> **Exercise**
Return the records in full, exactly as given.

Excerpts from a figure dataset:

━━━━━━━━━━━━━━━━━━━━━━━━━━━━━━

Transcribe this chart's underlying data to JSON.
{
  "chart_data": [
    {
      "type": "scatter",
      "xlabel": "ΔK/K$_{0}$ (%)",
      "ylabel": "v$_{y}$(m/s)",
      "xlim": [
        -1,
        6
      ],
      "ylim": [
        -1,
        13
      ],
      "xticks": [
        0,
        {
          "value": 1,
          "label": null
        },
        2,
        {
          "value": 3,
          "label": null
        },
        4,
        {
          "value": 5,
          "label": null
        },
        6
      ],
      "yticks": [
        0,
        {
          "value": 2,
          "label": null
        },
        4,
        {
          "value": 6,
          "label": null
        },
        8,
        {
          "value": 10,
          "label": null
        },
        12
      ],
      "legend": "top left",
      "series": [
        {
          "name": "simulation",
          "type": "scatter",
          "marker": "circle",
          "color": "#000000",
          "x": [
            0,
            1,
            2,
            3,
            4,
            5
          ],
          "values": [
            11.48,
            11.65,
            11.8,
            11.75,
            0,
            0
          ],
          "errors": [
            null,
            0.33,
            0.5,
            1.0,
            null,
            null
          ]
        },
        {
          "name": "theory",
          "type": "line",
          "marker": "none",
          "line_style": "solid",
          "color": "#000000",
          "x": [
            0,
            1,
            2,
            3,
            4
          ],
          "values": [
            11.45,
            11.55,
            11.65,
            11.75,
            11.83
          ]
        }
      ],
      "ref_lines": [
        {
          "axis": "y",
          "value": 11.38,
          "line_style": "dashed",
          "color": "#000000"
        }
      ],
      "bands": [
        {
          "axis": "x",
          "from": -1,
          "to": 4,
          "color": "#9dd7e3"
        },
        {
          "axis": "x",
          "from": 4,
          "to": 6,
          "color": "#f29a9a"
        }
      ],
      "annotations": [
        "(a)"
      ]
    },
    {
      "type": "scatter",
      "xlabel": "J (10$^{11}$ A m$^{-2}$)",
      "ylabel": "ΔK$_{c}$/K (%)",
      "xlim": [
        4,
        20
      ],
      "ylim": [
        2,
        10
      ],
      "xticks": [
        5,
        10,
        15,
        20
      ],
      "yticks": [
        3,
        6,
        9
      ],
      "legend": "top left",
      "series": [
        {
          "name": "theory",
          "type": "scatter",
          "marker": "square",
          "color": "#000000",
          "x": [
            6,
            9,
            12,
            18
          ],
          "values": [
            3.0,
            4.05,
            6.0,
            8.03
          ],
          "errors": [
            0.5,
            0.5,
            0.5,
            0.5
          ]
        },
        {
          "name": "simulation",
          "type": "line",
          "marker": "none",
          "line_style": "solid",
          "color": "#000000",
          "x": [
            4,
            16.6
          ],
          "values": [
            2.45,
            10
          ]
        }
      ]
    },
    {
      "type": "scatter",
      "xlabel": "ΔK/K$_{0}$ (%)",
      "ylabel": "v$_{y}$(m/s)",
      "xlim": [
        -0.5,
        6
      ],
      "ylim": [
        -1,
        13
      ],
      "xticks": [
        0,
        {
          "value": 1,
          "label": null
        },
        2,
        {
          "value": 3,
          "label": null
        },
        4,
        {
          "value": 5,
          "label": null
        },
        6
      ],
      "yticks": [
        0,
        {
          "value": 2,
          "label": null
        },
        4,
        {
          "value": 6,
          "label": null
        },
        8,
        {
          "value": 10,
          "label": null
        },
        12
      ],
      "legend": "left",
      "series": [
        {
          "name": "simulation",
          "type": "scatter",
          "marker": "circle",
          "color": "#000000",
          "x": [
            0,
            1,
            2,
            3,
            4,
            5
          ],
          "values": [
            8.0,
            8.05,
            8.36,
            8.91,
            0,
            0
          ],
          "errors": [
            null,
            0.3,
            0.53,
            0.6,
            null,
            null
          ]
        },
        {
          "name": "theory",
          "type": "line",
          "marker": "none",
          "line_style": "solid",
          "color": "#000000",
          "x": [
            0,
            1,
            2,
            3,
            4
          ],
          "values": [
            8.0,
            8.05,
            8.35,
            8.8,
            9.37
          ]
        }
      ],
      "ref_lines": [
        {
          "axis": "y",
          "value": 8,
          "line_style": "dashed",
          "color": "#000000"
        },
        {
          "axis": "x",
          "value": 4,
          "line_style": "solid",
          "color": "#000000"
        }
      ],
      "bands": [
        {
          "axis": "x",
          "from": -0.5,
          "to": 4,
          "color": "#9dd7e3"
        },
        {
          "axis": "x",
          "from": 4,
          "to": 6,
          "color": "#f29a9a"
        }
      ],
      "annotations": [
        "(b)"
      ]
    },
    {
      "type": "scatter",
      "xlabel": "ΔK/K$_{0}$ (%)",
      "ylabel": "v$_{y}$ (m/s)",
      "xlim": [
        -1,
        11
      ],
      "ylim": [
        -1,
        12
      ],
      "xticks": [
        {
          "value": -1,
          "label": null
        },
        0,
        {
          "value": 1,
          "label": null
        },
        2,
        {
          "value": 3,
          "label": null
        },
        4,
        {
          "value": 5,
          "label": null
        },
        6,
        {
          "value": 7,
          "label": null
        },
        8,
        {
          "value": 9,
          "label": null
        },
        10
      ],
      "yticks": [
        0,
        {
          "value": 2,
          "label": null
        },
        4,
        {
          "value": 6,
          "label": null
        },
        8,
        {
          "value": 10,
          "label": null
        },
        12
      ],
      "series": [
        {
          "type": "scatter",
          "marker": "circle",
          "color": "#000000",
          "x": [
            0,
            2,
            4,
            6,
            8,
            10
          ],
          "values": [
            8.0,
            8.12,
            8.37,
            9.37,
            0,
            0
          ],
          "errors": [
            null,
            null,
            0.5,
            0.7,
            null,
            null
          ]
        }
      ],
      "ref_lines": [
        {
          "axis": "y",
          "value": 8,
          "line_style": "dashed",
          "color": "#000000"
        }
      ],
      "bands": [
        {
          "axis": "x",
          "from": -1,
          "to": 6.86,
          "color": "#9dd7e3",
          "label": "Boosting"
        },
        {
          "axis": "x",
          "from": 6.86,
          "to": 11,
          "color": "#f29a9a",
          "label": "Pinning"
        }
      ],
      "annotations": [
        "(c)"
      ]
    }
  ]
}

━━━━━━━━━━━━━━━━━━━━━━━━━━━━━━

> **Final result**
Transcribe this chart's underlying data to JSON.
{
  "chart_data": [
    {
      "type": "scatter",
      "xlabel": "ΔK/K$_{0}$ (%)",
      "ylabel": "v$_{y}$(m/s)",
      "xlim": [
        -1,
        6
      ],
      "ylim": [
        -1,
        13
      ],
      "xticks": [
        0,
        {
          "value": 1,
          "label": null
        },
        2,
        {
          "value": 3,
          "label": null
        },
        4,
        {
          "value": 5,
          "label": null
        },
        6
      ],
      "yticks": [
        0,
        {
          "value": 2,
          "label": null
        },
        4,
        {
          "value": 6,
          "label": null
        },
        8,
        {
          "value": 10,
          "label": null
        },
        12
      ],
      "legend": "top left",
      "series": [
        {
          "name": "simulation",
          "type": "scatter",
          "marker": "circle",
          "color": "#000000",
          "x": [
            0,
            1,
            2,
            3,
            4,
            5
          ],
          "values": [
            11.48,
            11.65,
            11.8,
            11.75,
            0,
            0
          ],
          "errors": [
            null,
            0.33,
            0.5,
            1.0,
            null,
            null
          ]
        },
        {
          "name": "theory",
          "type": "line",
          "marker": "none",
          "line_style": "solid",
          "color": "#000000",
          "x": [
            0,
            1,
            2,
            3,
            4
          ],
          "values": [
            11.45,
            11.55,
            11.65,
            11.75,
            11.83
          ]
        }
      ],
      "ref_lines": [
        {
          "axis": "y",
          "value": 11.38,
          "line_style": "dashed",
          "color": "#000000"
        }
      ],
      "bands": [
        {
          "axis": "x",
          "from": -1,
          "to": 4,
          "color": "#9dd7e3"
        },
        {
          "axis": "x",
          "from": 4,
          "to": 6,
          "color": "#f29a9a"
        }
      ],
      "annotations": [
        "(a)"
      ]
    },
    {
      "type": "scatter",
      "xlabel": "J (10$^{11}$ A m$^{-2}$)",
      "ylabel": "ΔK$_{c}$/K (%)",
      "xlim": [
        4,
        20
      ],
      "ylim": [
        2,
        10
      ],
      "xticks": [
        5,
        10,
        15,
        20
      ],
      "yticks": [
        3,
        6,
        9
      ],
      "legend": "top left",
      "series": [
        {
          "name": "theory",
          "type": "scatter",
          "marker": "square",
          "color": "#000000",
          "x": [
            6,
            9,
            12,
            18
          ],
          "values": [
            3.0,
            4.05,
            6.0,
            8.03
          ],
          "errors": [
            0.5,
            0.5,
            0.5,
            0.5
          ]
        },
        {
          "name": "simulation",
          "type": "line",
          "marker": "none",
          "line_style": "solid",
          "color": "#000000",
          "x": [
            4,
            16.6
          ],
          "values": [
            2.45,
            10
          ]
        }
      ]
    },
    {
      "type": "scatter",
      "xlabel": "ΔK/K$_{0}$ (%)",
      "ylabel": "v$_{y}$(m/s)",
      "xlim": [
        -0.5,
        6
      ],
      "ylim": [
        -1,
        13
      ],
      "xticks": [
        0,
        {
          "value": 1,
          "label": null
        },
        2,
        {
          "value": 3,
          "label": null
        },
        4,
        {
          "value": 5,
          "label": null
        },
        6
      ],
      "yticks": [
        0,
        {
          "value": 2,
          "label": null
        },
        4,
        {
          "value": 6,
          "label": null
        },
        8,
        {
          "value": 10,
          "label": null
        },
        12
      ],
      "legend": "left",
      "series": [
        {
          "name": "simulation",
          "type": "scatter",
          "marker": "circle",
          "color": "#000000",
          "x": [
            0,
            1,
            2,
            3,
            4,
            5
          ],
          "values": [
            8.0,
            8.05,
            8.36,
            8.91,
            0,
            0
          ],
          "errors": [
            null,
            0.3,
            0.53,
            0.6,
            null,
            null
          ]
        },
        {
          "name": "theory",
          "type": "line",
          "marker": "none",
          "line_style": "solid",
          "color": "#000000",
          "x": [
            0,
            1,
            2,
            3,
            4
          ],
          "values": [
            8.0,
            8.05,
            8.35,
            8.8,
            9.37
          ]
        }
      ],
      "ref_lines": [
        {
          "axis": "y",
          "value": 8,
          "line_style": "dashed",
          "color": "#000000"
        },
        {
          "axis": "x",
          "value": 4,
          "line_style": "solid",
          "color": "#000000"
        }
      ],
      "bands": [
        {
          "axis": "x",
          "from": -0.5,
          "to": 4,
          "color": "#9dd7e3"
        },
        {
          "axis": "x",
          "from": 4,
          "to": 6,
          "color": "#f29a9a"
        }
      ],
      "annotations": [
        "(b)"
      ]
    },
    {
      "type": "scatter",
      "xlabel": "ΔK/K$_{0}$ (%)",
      "ylabel": "v$_{y}$ (m/s)",
      "xlim": [
        -1,
        11
      ],
      "ylim": [
        -1,
        12
      ],
      "xticks": [
        {
          "value": -1,
          "label": null
        },
        0,
        {
          "value": 1,
          "label": null
        },
        2,
        {
          "value": 3,
          "label": null
        },
        4,
        {
          "value": 5,
          "label": null
        },
        6,
        {
          "value": 7,
          "label": null
        },
        8,
        {
          "value": 9,
          "label": null
        },
        10
      ],
      "yticks": [
        0,
        {
          "value": 2,
          "label": null
        },
        4,
        {
          "value": 6,
          "label": null
        },
        8,
        {
          "value": 10,
          "label": null
        },
        12
      ],
      "series": [
        {
          "type": "scatter",
          "marker": "circle",
          "color": "#000000",
          "x": [
            0,
            2,
            4,
            6,
            8,
            10
          ],
          "values": [
            8.0,
            8.12,
            8.37,
            9.37,
            0,
            0
          ],
          "errors": [
            null,
            null,
            0.5,
            0.7,
            null,
            null
          ]
        }
      ],
      "ref_lines": [
        {
          "axis": "y",
          "value": 8,
          "line_style": "dashed",
          "color": "#000000"
        }
      ],
      "bands": [
        {
          "axis": "x",
          "from": -1,
          "to": 6.86,
          "color": "#9dd7e3",
          "label": "Boosting"
        },
        {
          "axis": "x",
          "from": 6.86,
          "to": 11,
          "color": "#f29a9a",
          "label": "Pinning"
        }
      ],
      "annotations": [
        "(c)"
      ]
    }
  ]
}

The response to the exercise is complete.